- **Set exercise**
Track down each line that has the word "앱스토어" and copy it.

- **Data records**
☆ ☆ ☆ ☆ ☆ ☆ ☆

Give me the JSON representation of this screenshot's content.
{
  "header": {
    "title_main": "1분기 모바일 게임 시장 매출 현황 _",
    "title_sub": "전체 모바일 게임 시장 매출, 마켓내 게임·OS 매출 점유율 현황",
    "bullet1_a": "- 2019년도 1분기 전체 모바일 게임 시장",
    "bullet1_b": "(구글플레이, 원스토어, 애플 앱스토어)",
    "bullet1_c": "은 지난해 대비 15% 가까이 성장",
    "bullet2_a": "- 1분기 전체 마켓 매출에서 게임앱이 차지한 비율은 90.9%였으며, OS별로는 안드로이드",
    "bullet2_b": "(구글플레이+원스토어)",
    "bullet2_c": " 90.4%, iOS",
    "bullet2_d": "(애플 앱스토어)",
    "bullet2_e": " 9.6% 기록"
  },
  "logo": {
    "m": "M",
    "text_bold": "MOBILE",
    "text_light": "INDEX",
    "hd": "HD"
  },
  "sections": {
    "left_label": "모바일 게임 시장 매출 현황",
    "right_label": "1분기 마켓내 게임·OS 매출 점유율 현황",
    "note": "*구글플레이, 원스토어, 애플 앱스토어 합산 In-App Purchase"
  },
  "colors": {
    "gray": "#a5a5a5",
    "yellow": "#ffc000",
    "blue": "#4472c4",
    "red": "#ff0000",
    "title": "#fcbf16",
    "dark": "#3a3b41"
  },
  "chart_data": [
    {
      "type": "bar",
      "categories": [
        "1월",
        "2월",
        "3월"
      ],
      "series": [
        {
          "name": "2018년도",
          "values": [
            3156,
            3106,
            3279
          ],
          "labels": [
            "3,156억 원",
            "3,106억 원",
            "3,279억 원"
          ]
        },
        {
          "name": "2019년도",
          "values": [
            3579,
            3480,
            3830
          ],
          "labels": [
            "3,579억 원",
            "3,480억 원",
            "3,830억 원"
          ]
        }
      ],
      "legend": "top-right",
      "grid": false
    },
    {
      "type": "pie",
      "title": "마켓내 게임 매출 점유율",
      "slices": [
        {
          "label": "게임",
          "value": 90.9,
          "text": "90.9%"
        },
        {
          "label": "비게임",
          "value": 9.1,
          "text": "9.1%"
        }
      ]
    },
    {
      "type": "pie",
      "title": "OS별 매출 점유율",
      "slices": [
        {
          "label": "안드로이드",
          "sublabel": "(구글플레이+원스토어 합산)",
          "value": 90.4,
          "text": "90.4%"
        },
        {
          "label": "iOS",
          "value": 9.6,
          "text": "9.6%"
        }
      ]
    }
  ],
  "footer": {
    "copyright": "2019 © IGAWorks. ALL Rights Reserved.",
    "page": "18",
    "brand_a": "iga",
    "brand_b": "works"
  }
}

☆ ☆ ☆ ☆ ☆ ☆ ☆

- **Response to this exercise**
    "bullet1_b": "(구글플레이, 원스토어, 애플 앱스토어)",
    "bullet2_d": "(애플 앱스토어)",
    "note": "*구글플레이, 원스토어, 애플 앱스토어 합산 In-App Purchase"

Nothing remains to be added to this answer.